= Goal =
Repeat the entries below exactly as they appear, with no pictures.
________________
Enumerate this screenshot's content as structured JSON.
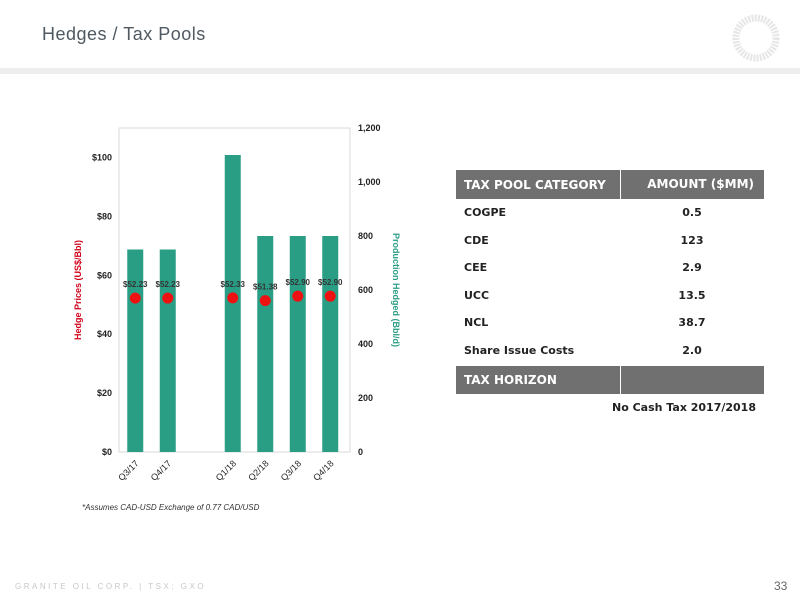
{
  "page": {
    "title": "Hedges / Tax Pools",
    "footer_company": "GRANITE OIL CORP. | TSX: GXO",
    "page_number": "33",
    "footnote": "*Assumes CAD-USD Exchange of 0.77 CAD/USD"
  },
  "colors": {
    "bar": "#2a9d85",
    "point": "#ee1111",
    "left_axis_label": "#d0021b",
    "right_axis_label": "#2a9d85",
    "table_header": "#707070"
  },
  "icons": {
    "logo": "ring-logo-icon"
  },
  "chart_data": {
    "type": "bar",
    "categories": [
      "Q3/17",
      "Q4/17",
      "",
      "Q1/18",
      "Q2/18",
      "Q3/18",
      "Q4/18"
    ],
    "grid": false,
    "series": [
      {
        "name": "Production Hedged (Bbl/d)",
        "kind": "bar",
        "axis": "right",
        "values": [
          750,
          750,
          null,
          1100,
          800,
          800,
          800
        ]
      },
      {
        "name": "Hedge Prices (US$/Bbl)",
        "kind": "scatter",
        "axis": "left",
        "values": [
          52.23,
          52.23,
          null,
          52.33,
          51.38,
          52.9,
          52.9
        ],
        "labels": [
          "$52.23",
          "$52.23",
          "",
          "$52.33",
          "$51.38",
          "$52.90",
          "$52.90"
        ]
      }
    ],
    "left_axis": {
      "label": "Hedge Prices (US$/Bbl)",
      "range": [
        0,
        110
      ],
      "ticks": [
        0,
        20,
        40,
        60,
        80,
        100
      ],
      "tick_labels": [
        "$0",
        "$20",
        "$40",
        "$60",
        "$80",
        "$100"
      ]
    },
    "right_axis": {
      "label": "Production Hedged (Bbl/d)",
      "range": [
        0,
        1200
      ],
      "ticks": [
        0,
        200,
        400,
        600,
        800,
        1000,
        1200
      ],
      "tick_labels": [
        "0",
        "200",
        "400",
        "600",
        "800",
        "1,000",
        "1,200"
      ]
    }
  },
  "tax_table": {
    "headers": [
      "TAX POOL CATEGORY",
      "AMOUNT ($MM)"
    ],
    "rows": [
      {
        "category": "COGPE",
        "amount": "0.5"
      },
      {
        "category": "CDE",
        "amount": "123"
      },
      {
        "category": "CEE",
        "amount": "2.9"
      },
      {
        "category": "UCC",
        "amount": "13.5"
      },
      {
        "category": "NCL",
        "amount": "38.7"
      },
      {
        "category": "Share Issue Costs",
        "amount": "2.0"
      }
    ],
    "horizon_label": "TAX HORIZON",
    "horizon_value": "No Cash Tax 2017/2018"
  }
}
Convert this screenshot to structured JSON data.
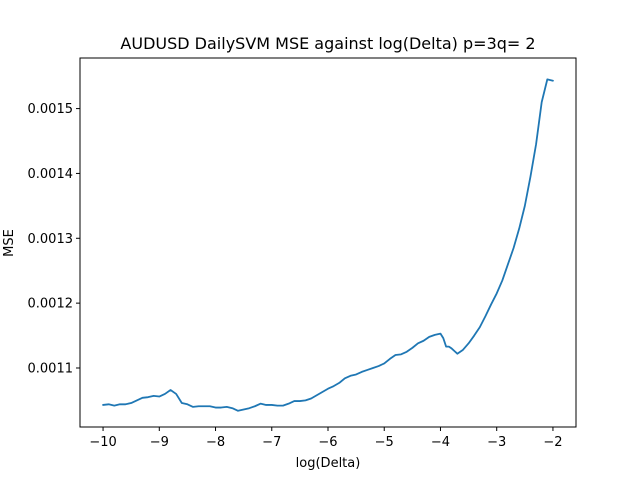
{
  "chart_data": {
    "type": "line",
    "title": "AUDUSD DailySVM MSE against log(Delta) p=3q= 2",
    "xlabel": "log(Delta)",
    "ylabel": "MSE",
    "xlim": [
      -10.41,
      -1.59
    ],
    "ylim": [
      0.001009,
      0.001578
    ],
    "xticks": [
      -10,
      -9,
      -8,
      -7,
      -6,
      -5,
      -4,
      -3,
      -2
    ],
    "xtick_labels": [
      "−10",
      "−9",
      "−8",
      "−7",
      "−6",
      "−5",
      "−4",
      "−3",
      "−2"
    ],
    "yticks": [
      0.0011,
      0.0012,
      0.0013,
      0.0014,
      0.0015
    ],
    "ytick_labels": [
      "0.0011",
      "0.0012",
      "0.0013",
      "0.0014",
      "0.0015"
    ],
    "grid": false,
    "line_color": "#1f77b4",
    "series": [
      {
        "x": [
          -10.0,
          -9.9,
          -9.8,
          -9.7,
          -9.6,
          -9.5,
          -9.4,
          -9.3,
          -9.2,
          -9.1,
          -9.0,
          -8.9,
          -8.8,
          -8.7,
          -8.6,
          -8.5,
          -8.4,
          -8.3,
          -8.2,
          -8.1,
          -8.0,
          -7.9,
          -7.8,
          -7.7,
          -7.6,
          -7.5,
          -7.4,
          -7.3,
          -7.2,
          -7.1,
          -7.0,
          -6.9,
          -6.8,
          -6.7,
          -6.6,
          -6.5,
          -6.4,
          -6.3,
          -6.2,
          -6.1,
          -6.0,
          -5.9,
          -5.8,
          -5.7,
          -5.6,
          -5.5,
          -5.4,
          -5.3,
          -5.2,
          -5.1,
          -5.0,
          -4.9,
          -4.8,
          -4.7,
          -4.6,
          -4.5,
          -4.4,
          -4.3,
          -4.2,
          -4.1,
          -4.0,
          -3.95,
          -3.9,
          -3.85,
          -3.8,
          -3.75,
          -3.7,
          -3.6,
          -3.5,
          -3.4,
          -3.3,
          -3.2,
          -3.1,
          -3.0,
          -2.9,
          -2.8,
          -2.7,
          -2.6,
          -2.5,
          -2.4,
          -2.3,
          -2.2,
          -2.1,
          -2.0
        ],
        "values": [
          0.001043,
          0.001044,
          0.001042,
          0.001044,
          0.001044,
          0.001046,
          0.00105,
          0.001054,
          0.001055,
          0.001057,
          0.001056,
          0.00106,
          0.001066,
          0.00106,
          0.001046,
          0.001044,
          0.00104,
          0.001041,
          0.001041,
          0.001041,
          0.001039,
          0.001039,
          0.00104,
          0.001038,
          0.001034,
          0.001036,
          0.001038,
          0.001041,
          0.001045,
          0.001043,
          0.001043,
          0.001042,
          0.001042,
          0.001045,
          0.001049,
          0.001049,
          0.00105,
          0.001053,
          0.001058,
          0.001063,
          0.001068,
          0.001072,
          0.001077,
          0.001084,
          0.001088,
          0.00109,
          0.001094,
          0.001097,
          0.0011,
          0.001103,
          0.001107,
          0.001114,
          0.00112,
          0.001121,
          0.001125,
          0.001131,
          0.001138,
          0.001142,
          0.001148,
          0.001151,
          0.001153,
          0.001146,
          0.001133,
          0.001133,
          0.00113,
          0.001126,
          0.001122,
          0.001128,
          0.001138,
          0.00115,
          0.001163,
          0.00118,
          0.001198,
          0.001215,
          0.001235,
          0.00126,
          0.001285,
          0.001315,
          0.00135,
          0.001395,
          0.001445,
          0.00151,
          0.001545,
          0.001543
        ]
      }
    ]
  }
}
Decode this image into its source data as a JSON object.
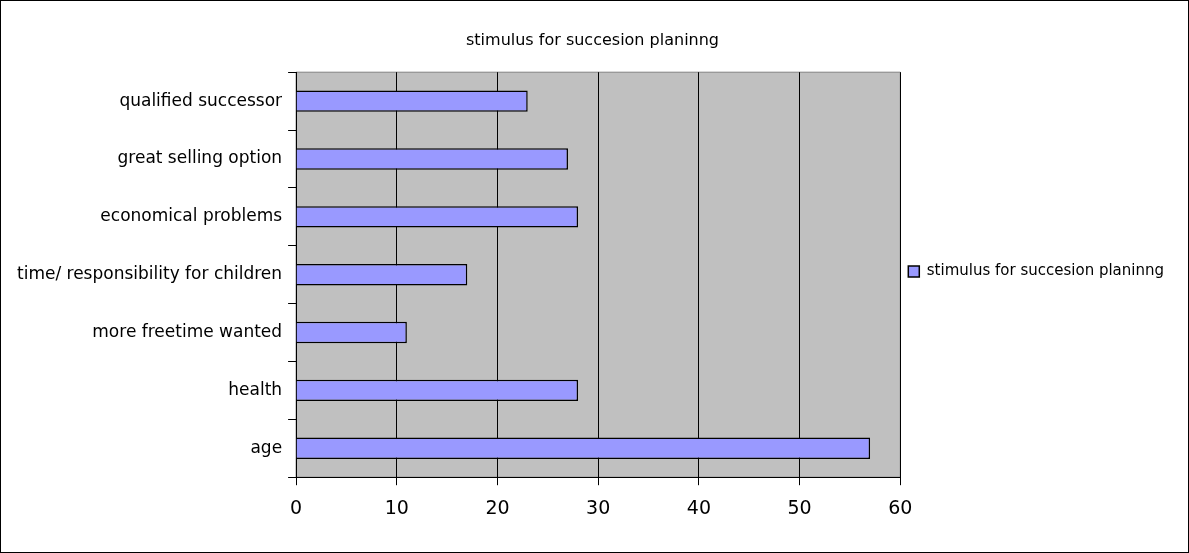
{
  "chart_data": {
    "type": "bar",
    "orientation": "horizontal",
    "title": "stimulus for succesion planinng",
    "categories": [
      "qualified successor",
      "great selling option",
      "economical problems",
      "time/ responsibility for children",
      "more freetime wanted",
      "health",
      "age"
    ],
    "series": [
      {
        "name": "stimulus for succesion planinng",
        "color": "#9999ff",
        "values": [
          23,
          27,
          28,
          17,
          11,
          28,
          57
        ]
      }
    ],
    "xlim": [
      0,
      60
    ],
    "xticks": [
      0,
      10,
      20,
      30,
      40,
      50,
      60
    ],
    "grid": "x",
    "legend": "right"
  }
}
________________
= The completed task =
Enumerate this screenshot's content as structured JSON.
{
  "page": {
    "title": "Hedges / Tax Pools",
    "footer_company": "GRANITE OIL CORP. | TSX: GXO",
    "page_number": "33",
    "footnote": "*Assumes CAD-USD Exchange of 0.77 CAD/USD"
  },
  "colors": {
    "bar": "#2a9d85",
    "point": "#ee1111",
    "left_axis_label": "#d0021b",
    "right_axis_label": "#2a9d85",
    "table_header": "#707070"
  },
  "icons": {
    "logo": "ring-logo-icon"
  },
  "chart_data": {
    "type": "bar",
    "categories": [
      "Q3/17",
      "Q4/17",
      "",
      "Q1/18",
      "Q2/18",
      "Q3/18",
      "Q4/18"
    ],
    "grid": false,
    "series": [
      {
        "name": "Production Hedged (Bbl/d)",
        "kind": "bar",
        "axis": "right",
        "values": [
          750,
          750,
          null,
          1100,
          800,
          800,
          800
        ]
      },
      {
        "name": "Hedge Prices (US$/Bbl)",
        "kind": "scatter",
        "axis": "left",
        "values": [
          52.23,
          52.23,
          null,
          52.33,
          51.38,
          52.9,
          52.9
        ],
        "labels": [
          "$52.23",
          "$52.23",
          "",
          "$52.33",
          "$51.38",
          "$52.90",
          "$52.90"
        ]
      }
    ],
    "left_axis": {
      "label": "Hedge Prices (US$/Bbl)",
      "range": [
        0,
        110
      ],
      "ticks": [
        0,
        20,
        40,
        60,
        80,
        100
      ],
      "tick_labels": [
        "$0",
        "$20",
        "$40",
        "$60",
        "$80",
        "$100"
      ]
    },
    "right_axis": {
      "label": "Production Hedged (Bbl/d)",
      "range": [
        0,
        1200
      ],
      "ticks": [
        0,
        200,
        400,
        600,
        800,
        1000,
        1200
      ],
      "tick_labels": [
        "0",
        "200",
        "400",
        "600",
        "800",
        "1,000",
        "1,200"
      ]
    }
  },
  "tax_table": {
    "headers": [
      "TAX POOL CATEGORY",
      "AMOUNT ($MM)"
    ],
    "rows": [
      {
        "category": "COGPE",
        "amount": "0.5"
      },
      {
        "category": "CDE",
        "amount": "123"
      },
      {
        "category": "CEE",
        "amount": "2.9"
      },
      {
        "category": "UCC",
        "amount": "13.5"
      },
      {
        "category": "NCL",
        "amount": "38.7"
      },
      {
        "category": "Share Issue Costs",
        "amount": "2.0"
      }
    ],
    "horizon_label": "TAX HORIZON",
    "horizon_value": "No Cash Tax 2017/2018"
  }
}
Convert this screenshot to structured JSON data.
{
  "chart_data": {
    "type": "line",
    "title": "AUDUSD DailySVM MSE against log(Delta) p=3q= 2",
    "xlabel": "log(Delta)",
    "ylabel": "MSE",
    "xlim": [
      -10.41,
      -1.59
    ],
    "ylim": [
      0.001009,
      0.001578
    ],
    "xticks": [
      -10,
      -9,
      -8,
      -7,
      -6,
      -5,
      -4,
      -3,
      -2
    ],
    "xtick_labels": [
      "−10",
      "−9",
      "−8",
      "−7",
      "−6",
      "−5",
      "−4",
      "−3",
      "−2"
    ],
    "yticks": [
      0.0011,
      0.0012,
      0.0013,
      0.0014,
      0.0015
    ],
    "ytick_labels": [
      "0.0011",
      "0.0012",
      "0.0013",
      "0.0014",
      "0.0015"
    ],
    "grid": false,
    "line_color": "#1f77b4",
    "series": [
      {
        "x": [
          -10.0,
          -9.9,
          -9.8,
          -9.7,
          -9.6,
          -9.5,
          -9.4,
          -9.3,
          -9.2,
          -9.1,
          -9.0,
          -8.9,
          -8.8,
          -8.7,
          -8.6,
          -8.5,
          -8.4,
          -8.3,
          -8.2,
          -8.1,
          -8.0,
          -7.9,
          -7.8,
          -7.7,
          -7.6,
          -7.5,
          -7.4,
          -7.3,
          -7.2,
          -7.1,
          -7.0,
          -6.9,
          -6.8,
          -6.7,
          -6.6,
          -6.5,
          -6.4,
          -6.3,
          -6.2,
          -6.1,
          -6.0,
          -5.9,
          -5.8,
          -5.7,
          -5.6,
          -5.5,
          -5.4,
          -5.3,
          -5.2,
          -5.1,
          -5.0,
          -4.9,
          -4.8,
          -4.7,
          -4.6,
          -4.5,
          -4.4,
          -4.3,
          -4.2,
          -4.1,
          -4.0,
          -3.95,
          -3.9,
          -3.85,
          -3.8,
          -3.75,
          -3.7,
          -3.6,
          -3.5,
          -3.4,
          -3.3,
          -3.2,
          -3.1,
          -3.0,
          -2.9,
          -2.8,
          -2.7,
          -2.6,
          -2.5,
          -2.4,
          -2.3,
          -2.2,
          -2.1,
          -2.0
        ],
        "values": [
          0.001043,
          0.001044,
          0.001042,
          0.001044,
          0.001044,
          0.001046,
          0.00105,
          0.001054,
          0.001055,
          0.001057,
          0.001056,
          0.00106,
          0.001066,
          0.00106,
          0.001046,
          0.001044,
          0.00104,
          0.001041,
          0.001041,
          0.001041,
          0.001039,
          0.001039,
          0.00104,
          0.001038,
          0.001034,
          0.001036,
          0.001038,
          0.001041,
          0.001045,
          0.001043,
          0.001043,
          0.001042,
          0.001042,
          0.001045,
          0.001049,
          0.001049,
          0.00105,
          0.001053,
          0.001058,
          0.001063,
          0.001068,
          0.001072,
          0.001077,
          0.001084,
          0.001088,
          0.00109,
          0.001094,
          0.001097,
          0.0011,
          0.001103,
          0.001107,
          0.001114,
          0.00112,
          0.001121,
          0.001125,
          0.001131,
          0.001138,
          0.001142,
          0.001148,
          0.001151,
          0.001153,
          0.001146,
          0.001133,
          0.001133,
          0.00113,
          0.001126,
          0.001122,
          0.001128,
          0.001138,
          0.00115,
          0.001163,
          0.00118,
          0.001198,
          0.001215,
          0.001235,
          0.00126,
          0.001285,
          0.001315,
          0.00135,
          0.001395,
          0.001445,
          0.00151,
          0.001545,
          0.001543
        ]
      }
    ]
  }
}
Decode this image into its source data as a JSON object.
{
  "chart_data": {
    "type": "bar",
    "orientation": "horizontal",
    "title": "stimulus for succesion planinng",
    "categories": [
      "qualified successor",
      "great selling option",
      "economical problems",
      "time/ responsibility for children",
      "more freetime wanted",
      "health",
      "age"
    ],
    "series": [
      {
        "name": "stimulus for succesion planinng",
        "color": "#9999ff",
        "values": [
          23,
          27,
          28,
          17,
          11,
          28,
          57
        ]
      }
    ],
    "xlim": [
      0,
      60
    ],
    "xticks": [
      0,
      10,
      20,
      30,
      40,
      50,
      60
    ],
    "grid": "x",
    "legend": "right"
  }
}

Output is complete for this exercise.